### TASK OBJECTIVE
Output the entries below exactly as written, omitting pictures.

### DATA SHOWN
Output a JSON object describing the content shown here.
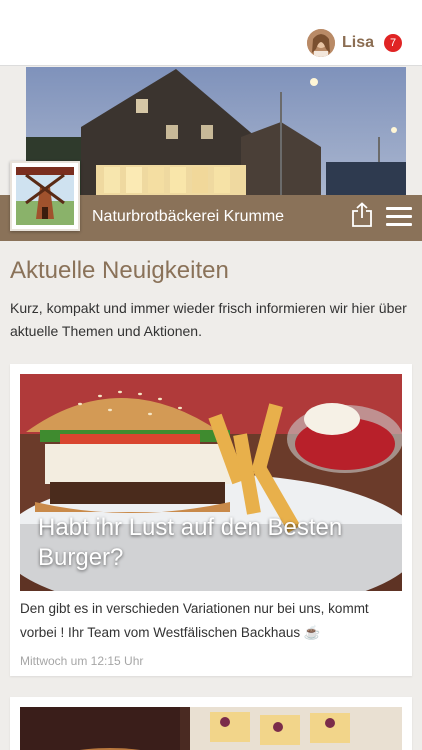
{
  "user": {
    "name": "Lisa",
    "notification_count": "7"
  },
  "brand": {
    "title": "Naturbrotbäckerei Krumme"
  },
  "icons": {
    "share": "share-icon",
    "menu": "hamburger-menu-icon"
  },
  "colors": {
    "brand": "#8a7259",
    "badge": "#e02424",
    "background": "#efedea"
  },
  "page": {
    "title": "Aktuelle Neuigkeiten",
    "intro": "Kurz, kompakt und immer wieder frisch informieren wir hier über aktuelle Themen und Aktionen."
  },
  "news": [
    {
      "title": "Habt ihr Lust auf den Besten Burger?",
      "text": "Den gibt es in verschieden Variationen nur bei uns, kommt vorbei ! Ihr Team vom Westfälischen Backhaus ☕",
      "time": "Mittwoch um 12:15 Uhr"
    }
  ]
}
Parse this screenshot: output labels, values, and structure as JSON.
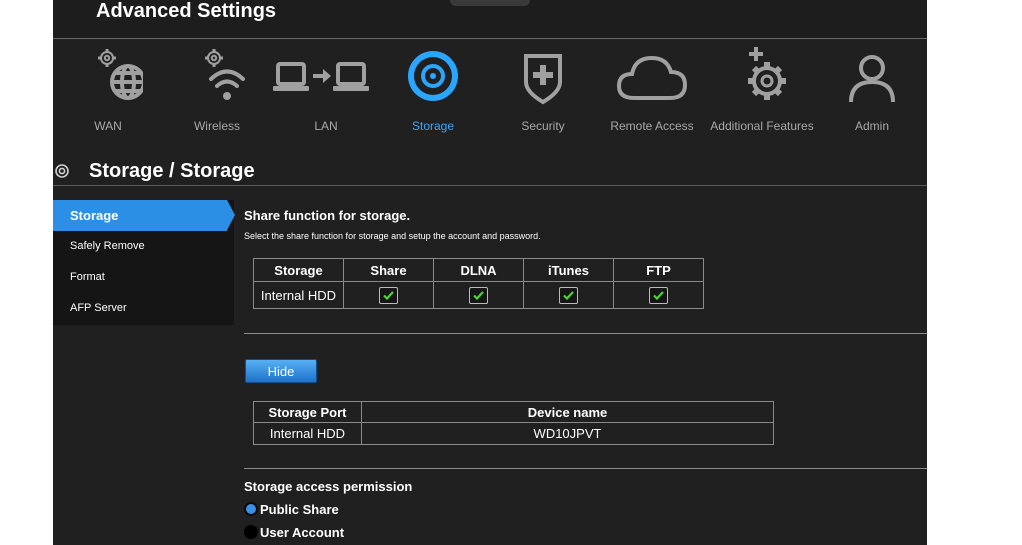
{
  "app": {
    "title": "Advanced Settings"
  },
  "nav": {
    "items": [
      {
        "label": "WAN",
        "icon": "globe-gear-icon"
      },
      {
        "label": "Wireless",
        "icon": "wifi-gear-icon"
      },
      {
        "label": "LAN",
        "icon": "lan-computers-icon"
      },
      {
        "label": "Storage",
        "icon": "storage-disc-icon",
        "active": true
      },
      {
        "label": "Security",
        "icon": "shield-plus-icon"
      },
      {
        "label": "Remote Access",
        "icon": "cloud-icon"
      },
      {
        "label": "Additional Features",
        "icon": "gear-plus-icon"
      },
      {
        "label": "Admin",
        "icon": "user-icon"
      }
    ]
  },
  "header": {
    "title": "Storage / Storage"
  },
  "sidebar": {
    "items": [
      {
        "label": "Storage",
        "active": true
      },
      {
        "label": "Safely Remove"
      },
      {
        "label": "Format"
      },
      {
        "label": "AFP Server"
      }
    ]
  },
  "share": {
    "heading": "Share function for storage.",
    "description": "Select the share function for storage and setup the account and password.",
    "columns": [
      "Storage",
      "Share",
      "DLNA",
      "iTunes",
      "FTP"
    ],
    "rows": [
      {
        "storage": "Internal HDD",
        "share": true,
        "dlna": true,
        "itunes": true,
        "ftp": true
      }
    ]
  },
  "hide_button": {
    "label": "Hide"
  },
  "ports": {
    "columns": [
      "Storage Port",
      "Device name"
    ],
    "rows": [
      {
        "port": "Internal HDD",
        "device": "WD10JPVT"
      }
    ]
  },
  "permission": {
    "heading": "Storage access permission",
    "options": [
      {
        "label": "Public Share",
        "selected": true
      },
      {
        "label": "User Account",
        "selected": false
      }
    ]
  },
  "colors": {
    "accent": "#3aa6ff",
    "active_tab": "#2c8fe6",
    "background": "#202020",
    "checkmark": "#4cd137"
  }
}
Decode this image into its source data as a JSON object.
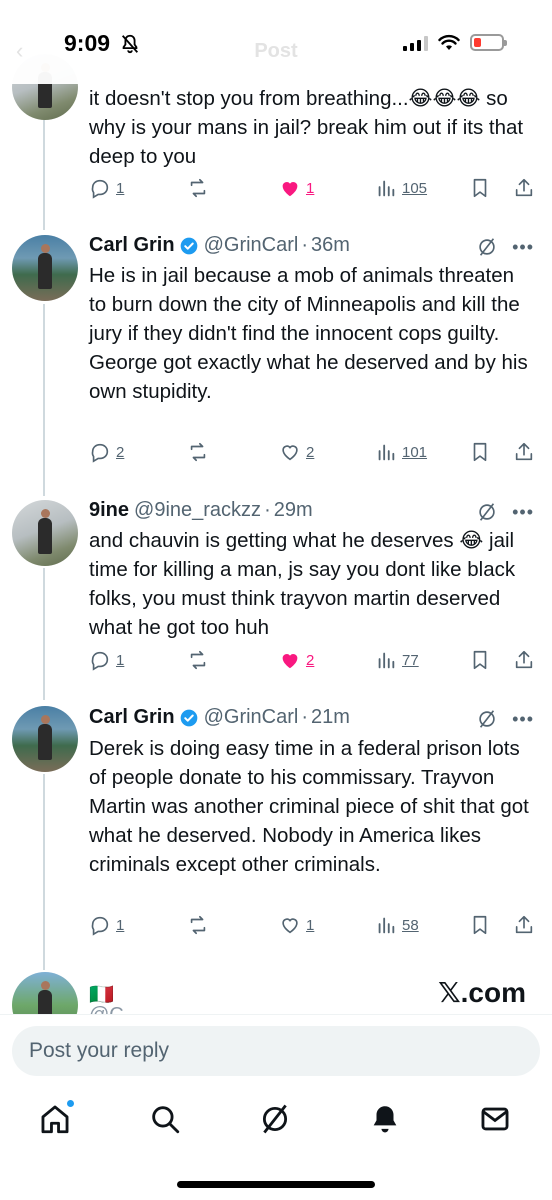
{
  "status_bar": {
    "time": "9:09"
  },
  "header": {
    "title": "Post",
    "back": "‹"
  },
  "tweets": [
    {
      "text": "it doesn't stop you from breathing...😂😂😂 so why is your mans in jail? break him out if its that deep to you",
      "replies": "1",
      "likes": "1",
      "liked": true,
      "views": "105"
    },
    {
      "name": "Carl Grin",
      "verified": true,
      "handle": "@GrinCarl",
      "time": "36m",
      "text": "He is in jail because a mob of animals threaten to burn down the city of Minneapolis and kill the jury if they didn't find the innocent cops guilty. George got exactly what he deserved and by his own stupidity.",
      "replies": "2",
      "likes": "2",
      "liked": false,
      "views": "101"
    },
    {
      "name": "9ine",
      "verified": false,
      "handle": "@9ine_rackzz",
      "time": "29m",
      "text": "and chauvin is getting what he deserves 😂 jail time for killing a man, js say you dont like black folks, you must think trayvon martin deserved what he got too huh",
      "replies": "1",
      "likes": "2",
      "liked": true,
      "views": "77"
    },
    {
      "name": "Carl Grin",
      "verified": true,
      "handle": "@GrinCarl",
      "time": "21m",
      "text": "Derek is doing easy time in a federal prison lots of people donate to his commissary. Trayvon Martin was another criminal piece of shit that got what he deserved. Nobody in America likes criminals except other criminals.",
      "replies": "1",
      "likes": "1",
      "liked": false,
      "views": "58"
    },
    {
      "name": "🇮🇹",
      "handle": "@C...",
      "time": ""
    }
  ],
  "separator": "·",
  "watermark": {
    "x": "𝕏",
    "domain": ".com"
  },
  "composer": {
    "placeholder": "Post your reply"
  },
  "colors": {
    "accent": "#1d9bf0",
    "like": "#f91880",
    "secondary": "#536471"
  },
  "icons": {
    "reply": "reply-icon",
    "repost": "repost-icon",
    "like": "heart-icon",
    "views": "views-icon",
    "bookmark": "bookmark-icon",
    "share": "share-icon",
    "grok": "grok-icon",
    "more": "more-icon",
    "tabs": [
      "home-icon",
      "search-icon",
      "grok-icon",
      "notifications-icon",
      "messages-icon"
    ]
  }
}
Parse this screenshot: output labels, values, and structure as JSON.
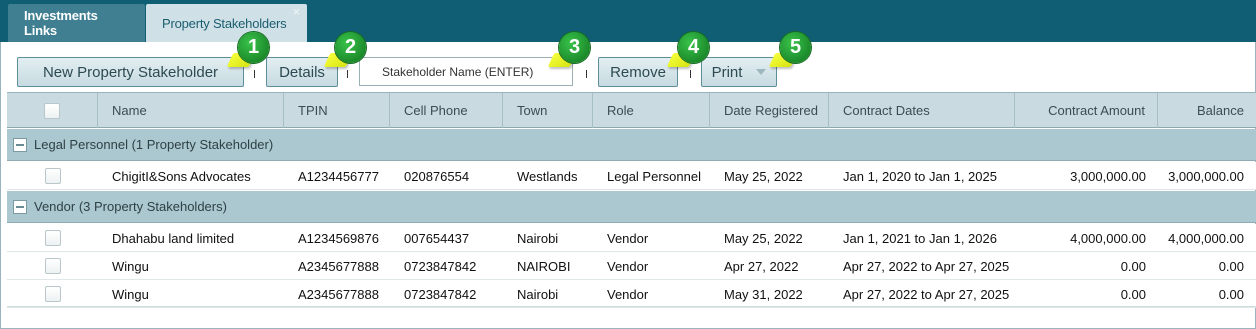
{
  "tabs": [
    {
      "label": "Investments Links"
    },
    {
      "label": "Property Stakeholders",
      "close": "×"
    }
  ],
  "toolbar": {
    "new_label": "New Property Stakeholder",
    "details_label": "Details",
    "search_placeholder": "Stakeholder Name (ENTER)",
    "remove_label": "Remove",
    "print_label": "Print"
  },
  "callouts": [
    "1",
    "2",
    "3",
    "4",
    "5"
  ],
  "columns": [
    "Name",
    "TPIN",
    "Cell Phone",
    "Town",
    "Role",
    "Date Registered",
    "Contract Dates",
    "Contract Amount",
    "Balance"
  ],
  "groups": [
    {
      "title": "Legal Personnel (1 Property Stakeholder)",
      "rows": [
        {
          "name": "ChigitI&Sons Advocates",
          "tpin": "A1234456777",
          "phone": "020876554",
          "town": "Westlands",
          "role": "Legal Personnel",
          "date": "May 25, 2022",
          "contract": "Jan 1, 2020 to Jan 1, 2025",
          "amount": "3,000,000.00",
          "balance": "3,000,000.00"
        }
      ]
    },
    {
      "title": "Vendor (3 Property Stakeholders)",
      "rows": [
        {
          "name": "Dhahabu land limited",
          "tpin": "A1234569876",
          "phone": "007654437",
          "town": "Nairobi",
          "role": "Vendor",
          "date": "May 25, 2022",
          "contract": "Jan 1, 2021 to Jan 1, 2026",
          "amount": "4,000,000.00",
          "balance": "4,000,000.00"
        },
        {
          "name": "Wingu",
          "tpin": "A2345677888",
          "phone": "0723847842",
          "town": "NAIROBI",
          "role": "Vendor",
          "date": "Apr 27, 2022",
          "contract": "Apr 27, 2022 to Apr 27, 2025",
          "amount": "0.00",
          "balance": "0.00"
        },
        {
          "name": "Wingu",
          "tpin": "A2345677888",
          "phone": "0723847842",
          "town": "Nairobi",
          "role": "Vendor",
          "date": "May 31, 2022",
          "contract": "Apr 27, 2022 to Apr 27, 2025",
          "amount": "0.00",
          "balance": "0.00"
        }
      ]
    }
  ],
  "colors": {
    "tabbar": "#0f5e73",
    "header": "#c9dbe0",
    "group": "#abc7cf",
    "callout": "#1c8b2b",
    "arrow": "#f6ff3c"
  }
}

### IN RESPONSE
Output a JSON object describing the content shown here.
{
  "user": {
    "name": "Lisa",
    "notification_count": "7"
  },
  "brand": {
    "title": "Naturbrotbäckerei Krumme"
  },
  "icons": {
    "share": "share-icon",
    "menu": "hamburger-menu-icon"
  },
  "colors": {
    "brand": "#8a7259",
    "badge": "#e02424",
    "background": "#efedea"
  },
  "page": {
    "title": "Aktuelle Neuigkeiten",
    "intro": "Kurz, kompakt und immer wieder frisch informieren wir hier über aktuelle Themen und Aktionen."
  },
  "news": [
    {
      "title": "Habt ihr Lust auf den Besten Burger?",
      "text": "Den gibt es in verschieden Variationen nur bei uns, kommt vorbei ! Ihr Team vom Westfälischen Backhaus ☕",
      "time": "Mittwoch um 12:15 Uhr"
    }
  ]
}
Parse this screenshot: output labels, values, and structure as JSON.
{
  "app": {
    "title": "Advanced Settings"
  },
  "nav": {
    "items": [
      {
        "label": "WAN",
        "icon": "globe-gear-icon"
      },
      {
        "label": "Wireless",
        "icon": "wifi-gear-icon"
      },
      {
        "label": "LAN",
        "icon": "lan-computers-icon"
      },
      {
        "label": "Storage",
        "icon": "storage-disc-icon",
        "active": true
      },
      {
        "label": "Security",
        "icon": "shield-plus-icon"
      },
      {
        "label": "Remote Access",
        "icon": "cloud-icon"
      },
      {
        "label": "Additional Features",
        "icon": "gear-plus-icon"
      },
      {
        "label": "Admin",
        "icon": "user-icon"
      }
    ]
  },
  "header": {
    "title": "Storage / Storage"
  },
  "sidebar": {
    "items": [
      {
        "label": "Storage",
        "active": true
      },
      {
        "label": "Safely Remove"
      },
      {
        "label": "Format"
      },
      {
        "label": "AFP Server"
      }
    ]
  },
  "share": {
    "heading": "Share function for storage.",
    "description": "Select the share function for storage and setup the account and password.",
    "columns": [
      "Storage",
      "Share",
      "DLNA",
      "iTunes",
      "FTP"
    ],
    "rows": [
      {
        "storage": "Internal HDD",
        "share": true,
        "dlna": true,
        "itunes": true,
        "ftp": true
      }
    ]
  },
  "hide_button": {
    "label": "Hide"
  },
  "ports": {
    "columns": [
      "Storage Port",
      "Device name"
    ],
    "rows": [
      {
        "port": "Internal HDD",
        "device": "WD10JPVT"
      }
    ]
  },
  "permission": {
    "heading": "Storage access permission",
    "options": [
      {
        "label": "Public Share",
        "selected": true
      },
      {
        "label": "User Account",
        "selected": false
      }
    ]
  },
  "colors": {
    "accent": "#3aa6ff",
    "active_tab": "#2c8fe6",
    "background": "#202020",
    "checkmark": "#4cd137"
  }
}
Decode this image into its source data as a JSON object.
{
  "status_bar": {
    "time": "9:09"
  },
  "header": {
    "title": "Post",
    "back": "‹"
  },
  "tweets": [
    {
      "text": "it doesn't stop you from breathing...😂😂😂 so why is your mans in jail? break him out if its that deep to you",
      "replies": "1",
      "likes": "1",
      "liked": true,
      "views": "105"
    },
    {
      "name": "Carl Grin",
      "verified": true,
      "handle": "@GrinCarl",
      "time": "36m",
      "text": "He is in jail because a mob of animals threaten to burn down the city of Minneapolis and kill the jury if they didn't find the innocent cops guilty. George got exactly what he deserved and by his own stupidity.",
      "replies": "2",
      "likes": "2",
      "liked": false,
      "views": "101"
    },
    {
      "name": "9ine",
      "verified": false,
      "handle": "@9ine_rackzz",
      "time": "29m",
      "text": "and chauvin is getting what he deserves 😂 jail time for killing a man, js say you dont like black folks, you must think trayvon martin deserved what he got too huh",
      "replies": "1",
      "likes": "2",
      "liked": true,
      "views": "77"
    },
    {
      "name": "Carl Grin",
      "verified": true,
      "handle": "@GrinCarl",
      "time": "21m",
      "text": "Derek is doing easy time in a federal prison lots of people donate to his commissary. Trayvon Martin was another criminal piece of shit that got what he deserved. Nobody in America likes criminals except other criminals.",
      "replies": "1",
      "likes": "1",
      "liked": false,
      "views": "58"
    },
    {
      "name": "🇮🇹",
      "handle": "@C...",
      "time": ""
    }
  ],
  "separator": "·",
  "watermark": {
    "x": "𝕏",
    "domain": ".com"
  },
  "composer": {
    "placeholder": "Post your reply"
  },
  "colors": {
    "accent": "#1d9bf0",
    "like": "#f91880",
    "secondary": "#536471"
  },
  "icons": {
    "reply": "reply-icon",
    "repost": "repost-icon",
    "like": "heart-icon",
    "views": "views-icon",
    "bookmark": "bookmark-icon",
    "share": "share-icon",
    "grok": "grok-icon",
    "more": "more-icon",
    "tabs": [
      "home-icon",
      "search-icon",
      "grok-icon",
      "notifications-icon",
      "messages-icon"
    ]
  }
}
Parse this screenshot: output labels, values, and structure as JSON.
{
  "tabs": [
    {
      "label": "Investments Links"
    },
    {
      "label": "Property Stakeholders",
      "close": "×"
    }
  ],
  "toolbar": {
    "new_label": "New Property Stakeholder",
    "details_label": "Details",
    "search_placeholder": "Stakeholder Name (ENTER)",
    "remove_label": "Remove",
    "print_label": "Print"
  },
  "callouts": [
    "1",
    "2",
    "3",
    "4",
    "5"
  ],
  "columns": [
    "Name",
    "TPIN",
    "Cell Phone",
    "Town",
    "Role",
    "Date Registered",
    "Contract Dates",
    "Contract Amount",
    "Balance"
  ],
  "groups": [
    {
      "title": "Legal Personnel (1 Property Stakeholder)",
      "rows": [
        {
          "name": "ChigitI&Sons Advocates",
          "tpin": "A1234456777",
          "phone": "020876554",
          "town": "Westlands",
          "role": "Legal Personnel",
          "date": "May 25, 2022",
          "contract": "Jan 1, 2020 to Jan 1, 2025",
          "amount": "3,000,000.00",
          "balance": "3,000,000.00"
        }
      ]
    },
    {
      "title": "Vendor (3 Property Stakeholders)",
      "rows": [
        {
          "name": "Dhahabu land limited",
          "tpin": "A1234569876",
          "phone": "007654437",
          "town": "Nairobi",
          "role": "Vendor",
          "date": "May 25, 2022",
          "contract": "Jan 1, 2021 to Jan 1, 2026",
          "amount": "4,000,000.00",
          "balance": "4,000,000.00"
        },
        {
          "name": "Wingu",
          "tpin": "A2345677888",
          "phone": "0723847842",
          "town": "NAIROBI",
          "role": "Vendor",
          "date": "Apr 27, 2022",
          "contract": "Apr 27, 2022 to Apr 27, 2025",
          "amount": "0.00",
          "balance": "0.00"
        },
        {
          "name": "Wingu",
          "tpin": "A2345677888",
          "phone": "0723847842",
          "town": "Nairobi",
          "role": "Vendor",
          "date": "May 31, 2022",
          "contract": "Apr 27, 2022 to Apr 27, 2025",
          "amount": "0.00",
          "balance": "0.00"
        }
      ]
    }
  ],
  "colors": {
    "tabbar": "#0f5e73",
    "header": "#c9dbe0",
    "group": "#abc7cf",
    "callout": "#1c8b2b",
    "arrow": "#f6ff3c"
  }
}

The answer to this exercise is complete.